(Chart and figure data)
============
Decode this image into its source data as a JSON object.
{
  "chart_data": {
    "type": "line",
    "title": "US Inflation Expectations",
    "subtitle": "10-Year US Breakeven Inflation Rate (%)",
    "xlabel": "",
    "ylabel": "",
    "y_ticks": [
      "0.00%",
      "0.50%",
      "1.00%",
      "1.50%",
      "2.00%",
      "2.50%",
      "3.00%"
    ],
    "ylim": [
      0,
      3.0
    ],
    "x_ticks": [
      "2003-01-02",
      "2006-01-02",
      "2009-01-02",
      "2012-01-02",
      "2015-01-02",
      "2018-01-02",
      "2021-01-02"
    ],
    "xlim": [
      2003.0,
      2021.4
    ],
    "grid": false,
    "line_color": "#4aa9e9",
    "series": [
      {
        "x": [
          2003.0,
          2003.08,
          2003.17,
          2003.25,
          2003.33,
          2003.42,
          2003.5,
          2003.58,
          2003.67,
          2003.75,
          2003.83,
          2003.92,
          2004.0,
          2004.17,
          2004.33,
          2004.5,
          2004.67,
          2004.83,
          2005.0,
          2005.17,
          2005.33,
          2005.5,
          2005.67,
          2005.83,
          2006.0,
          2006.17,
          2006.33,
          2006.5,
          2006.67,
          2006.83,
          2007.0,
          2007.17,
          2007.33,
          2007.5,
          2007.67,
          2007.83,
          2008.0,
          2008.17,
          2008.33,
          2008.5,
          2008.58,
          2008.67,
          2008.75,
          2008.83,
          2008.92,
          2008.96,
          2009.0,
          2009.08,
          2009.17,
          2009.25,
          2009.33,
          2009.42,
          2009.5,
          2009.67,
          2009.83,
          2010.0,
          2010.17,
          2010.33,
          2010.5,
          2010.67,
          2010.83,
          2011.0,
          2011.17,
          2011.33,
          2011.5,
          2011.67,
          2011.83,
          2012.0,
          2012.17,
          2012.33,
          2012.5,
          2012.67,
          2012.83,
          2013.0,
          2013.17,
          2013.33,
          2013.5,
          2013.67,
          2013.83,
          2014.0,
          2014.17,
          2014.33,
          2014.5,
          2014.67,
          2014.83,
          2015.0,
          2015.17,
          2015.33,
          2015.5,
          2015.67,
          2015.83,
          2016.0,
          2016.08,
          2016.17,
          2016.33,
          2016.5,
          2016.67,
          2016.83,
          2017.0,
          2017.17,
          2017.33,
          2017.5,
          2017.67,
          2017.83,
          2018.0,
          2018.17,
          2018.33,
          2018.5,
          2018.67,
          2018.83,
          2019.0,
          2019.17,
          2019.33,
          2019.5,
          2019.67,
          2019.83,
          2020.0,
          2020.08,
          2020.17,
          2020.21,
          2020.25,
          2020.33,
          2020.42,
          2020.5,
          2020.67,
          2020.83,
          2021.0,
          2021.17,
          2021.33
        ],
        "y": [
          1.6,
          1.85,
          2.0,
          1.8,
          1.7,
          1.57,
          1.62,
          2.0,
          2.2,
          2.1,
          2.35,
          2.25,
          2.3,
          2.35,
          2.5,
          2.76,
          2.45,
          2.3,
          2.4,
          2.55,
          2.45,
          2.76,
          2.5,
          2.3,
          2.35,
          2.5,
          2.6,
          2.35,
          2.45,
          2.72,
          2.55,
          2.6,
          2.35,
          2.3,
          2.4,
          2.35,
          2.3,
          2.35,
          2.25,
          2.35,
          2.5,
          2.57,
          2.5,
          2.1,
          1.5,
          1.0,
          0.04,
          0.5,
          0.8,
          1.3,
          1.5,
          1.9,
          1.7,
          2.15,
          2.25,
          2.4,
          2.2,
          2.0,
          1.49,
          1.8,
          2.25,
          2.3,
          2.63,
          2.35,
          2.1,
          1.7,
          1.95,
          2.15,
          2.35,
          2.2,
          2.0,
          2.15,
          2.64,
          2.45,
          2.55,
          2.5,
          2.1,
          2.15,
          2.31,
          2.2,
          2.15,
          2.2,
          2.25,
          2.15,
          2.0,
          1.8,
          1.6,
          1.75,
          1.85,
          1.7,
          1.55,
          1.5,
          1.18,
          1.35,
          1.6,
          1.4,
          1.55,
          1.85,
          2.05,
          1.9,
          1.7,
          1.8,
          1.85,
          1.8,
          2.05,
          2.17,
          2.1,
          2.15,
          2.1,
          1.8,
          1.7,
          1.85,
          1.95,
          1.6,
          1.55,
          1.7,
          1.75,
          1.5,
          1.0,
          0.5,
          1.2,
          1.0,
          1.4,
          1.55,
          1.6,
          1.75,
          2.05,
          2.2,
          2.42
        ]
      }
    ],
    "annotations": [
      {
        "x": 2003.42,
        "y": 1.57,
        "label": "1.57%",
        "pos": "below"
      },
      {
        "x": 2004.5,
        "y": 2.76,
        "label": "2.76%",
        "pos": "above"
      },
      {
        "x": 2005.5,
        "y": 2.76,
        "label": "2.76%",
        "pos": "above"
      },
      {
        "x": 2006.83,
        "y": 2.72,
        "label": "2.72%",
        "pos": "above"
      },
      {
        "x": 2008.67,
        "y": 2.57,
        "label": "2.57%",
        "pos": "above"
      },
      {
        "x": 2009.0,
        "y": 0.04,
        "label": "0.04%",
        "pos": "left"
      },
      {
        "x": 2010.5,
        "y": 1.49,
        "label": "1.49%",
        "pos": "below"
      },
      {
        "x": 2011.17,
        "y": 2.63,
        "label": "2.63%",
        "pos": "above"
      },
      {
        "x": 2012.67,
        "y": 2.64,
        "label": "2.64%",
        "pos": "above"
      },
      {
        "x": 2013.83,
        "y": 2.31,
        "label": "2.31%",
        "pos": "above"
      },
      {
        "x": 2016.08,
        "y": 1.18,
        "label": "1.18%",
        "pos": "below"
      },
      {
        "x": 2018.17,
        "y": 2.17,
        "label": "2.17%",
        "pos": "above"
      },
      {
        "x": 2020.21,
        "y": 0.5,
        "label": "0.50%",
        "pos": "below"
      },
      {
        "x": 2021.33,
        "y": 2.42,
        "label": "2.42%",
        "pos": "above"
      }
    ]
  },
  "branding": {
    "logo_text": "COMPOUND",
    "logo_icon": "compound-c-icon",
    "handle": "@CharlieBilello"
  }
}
============
Stated problem -
Restate each entry exactly, skipping none.

Reply to the task -
Decode this image into its source data as a JSON object.
{
  "chart_data": {
    "type": "line",
    "title": "US Inflation Expectations",
    "subtitle": "10-Year US Breakeven Inflation Rate (%)",
    "xlabel": "",
    "ylabel": "",
    "y_ticks": [
      "0.00%",
      "0.50%",
      "1.00%",
      "1.50%",
      "2.00%",
      "2.50%",
      "3.00%"
    ],
    "ylim": [
      0,
      3.0
    ],
    "x_ticks": [
      "2003-01-02",
      "2006-01-02",
      "2009-01-02",
      "2012-01-02",
      "2015-01-02",
      "2018-01-02",
      "2021-01-02"
    ],
    "xlim": [
      2003.0,
      2021.4
    ],
    "grid": false,
    "line_color": "#4aa9e9",
    "series": [
      {
        "x": [
          2003.0,
          2003.08,
          2003.17,
          2003.25,
          2003.33,
          2003.42,
          2003.5,
          2003.58,
          2003.67,
          2003.75,
          2003.83,
          2003.92,
          2004.0,
          2004.17,
          2004.33,
          2004.5,
          2004.67,
          2004.83,
          2005.0,
          2005.17,
          2005.33,
          2005.5,
          2005.67,
          2005.83,
          2006.0,
          2006.17,
          2006.33,
          2006.5,
          2006.67,
          2006.83,
          2007.0,
          2007.17,
          2007.33,
          2007.5,
          2007.67,
          2007.83,
          2008.0,
          2008.17,
          2008.33,
          2008.5,
          2008.58,
          2008.67,
          2008.75,
          2008.83,
          2008.92,
          2008.96,
          2009.0,
          2009.08,
          2009.17,
          2009.25,
          2009.33,
          2009.42,
          2009.5,
          2009.67,
          2009.83,
          2010.0,
          2010.17,
          2010.33,
          2010.5,
          2010.67,
          2010.83,
          2011.0,
          2011.17,
          2011.33,
          2011.5,
          2011.67,
          2011.83,
          2012.0,
          2012.17,
          2012.33,
          2012.5,
          2012.67,
          2012.83,
          2013.0,
          2013.17,
          2013.33,
          2013.5,
          2013.67,
          2013.83,
          2014.0,
          2014.17,
          2014.33,
          2014.5,
          2014.67,
          2014.83,
          2015.0,
          2015.17,
          2015.33,
          2015.5,
          2015.67,
          2015.83,
          2016.0,
          2016.08,
          2016.17,
          2016.33,
          2016.5,
          2016.67,
          2016.83,
          2017.0,
          2017.17,
          2017.33,
          2017.5,
          2017.67,
          2017.83,
          2018.0,
          2018.17,
          2018.33,
          2018.5,
          2018.67,
          2018.83,
          2019.0,
          2019.17,
          2019.33,
          2019.5,
          2019.67,
          2019.83,
          2020.0,
          2020.08,
          2020.17,
          2020.21,
          2020.25,
          2020.33,
          2020.42,
          2020.5,
          2020.67,
          2020.83,
          2021.0,
          2021.17,
          2021.33
        ],
        "y": [
          1.6,
          1.85,
          2.0,
          1.8,
          1.7,
          1.57,
          1.62,
          2.0,
          2.2,
          2.1,
          2.35,
          2.25,
          2.3,
          2.35,
          2.5,
          2.76,
          2.45,
          2.3,
          2.4,
          2.55,
          2.45,
          2.76,
          2.5,
          2.3,
          2.35,
          2.5,
          2.6,
          2.35,
          2.45,
          2.72,
          2.55,
          2.6,
          2.35,
          2.3,
          2.4,
          2.35,
          2.3,
          2.35,
          2.25,
          2.35,
          2.5,
          2.57,
          2.5,
          2.1,
          1.5,
          1.0,
          0.04,
          0.5,
          0.8,
          1.3,
          1.5,
          1.9,
          1.7,
          2.15,
          2.25,
          2.4,
          2.2,
          2.0,
          1.49,
          1.8,
          2.25,
          2.3,
          2.63,
          2.35,
          2.1,
          1.7,
          1.95,
          2.15,
          2.35,
          2.2,
          2.0,
          2.15,
          2.64,
          2.45,
          2.55,
          2.5,
          2.1,
          2.15,
          2.31,
          2.2,
          2.15,
          2.2,
          2.25,
          2.15,
          2.0,
          1.8,
          1.6,
          1.75,
          1.85,
          1.7,
          1.55,
          1.5,
          1.18,
          1.35,
          1.6,
          1.4,
          1.55,
          1.85,
          2.05,
          1.9,
          1.7,
          1.8,
          1.85,
          1.8,
          2.05,
          2.17,
          2.1,
          2.15,
          2.1,
          1.8,
          1.7,
          1.85,
          1.95,
          1.6,
          1.55,
          1.7,
          1.75,
          1.5,
          1.0,
          0.5,
          1.2,
          1.0,
          1.4,
          1.55,
          1.6,
          1.75,
          2.05,
          2.2,
          2.42
        ]
      }
    ],
    "annotations": [
      {
        "x": 2003.42,
        "y": 1.57,
        "label": "1.57%",
        "pos": "below"
      },
      {
        "x": 2004.5,
        "y": 2.76,
        "label": "2.76%",
        "pos": "above"
      },
      {
        "x": 2005.5,
        "y": 2.76,
        "label": "2.76%",
        "pos": "above"
      },
      {
        "x": 2006.83,
        "y": 2.72,
        "label": "2.72%",
        "pos": "above"
      },
      {
        "x": 2008.67,
        "y": 2.57,
        "label": "2.57%",
        "pos": "above"
      },
      {
        "x": 2009.0,
        "y": 0.04,
        "label": "0.04%",
        "pos": "left"
      },
      {
        "x": 2010.5,
        "y": 1.49,
        "label": "1.49%",
        "pos": "below"
      },
      {
        "x": 2011.17,
        "y": 2.63,
        "label": "2.63%",
        "pos": "above"
      },
      {
        "x": 2012.67,
        "y": 2.64,
        "label": "2.64%",
        "pos": "above"
      },
      {
        "x": 2013.83,
        "y": 2.31,
        "label": "2.31%",
        "pos": "above"
      },
      {
        "x": 2016.08,
        "y": 1.18,
        "label": "1.18%",
        "pos": "below"
      },
      {
        "x": 2018.17,
        "y": 2.17,
        "label": "2.17%",
        "pos": "above"
      },
      {
        "x": 2020.21,
        "y": 0.5,
        "label": "0.50%",
        "pos": "below"
      },
      {
        "x": 2021.33,
        "y": 2.42,
        "label": "2.42%",
        "pos": "above"
      }
    ]
  },
  "branding": {
    "logo_text": "COMPOUND",
    "logo_icon": "compound-c-icon",
    "handle": "@CharlieBilello"
  }
}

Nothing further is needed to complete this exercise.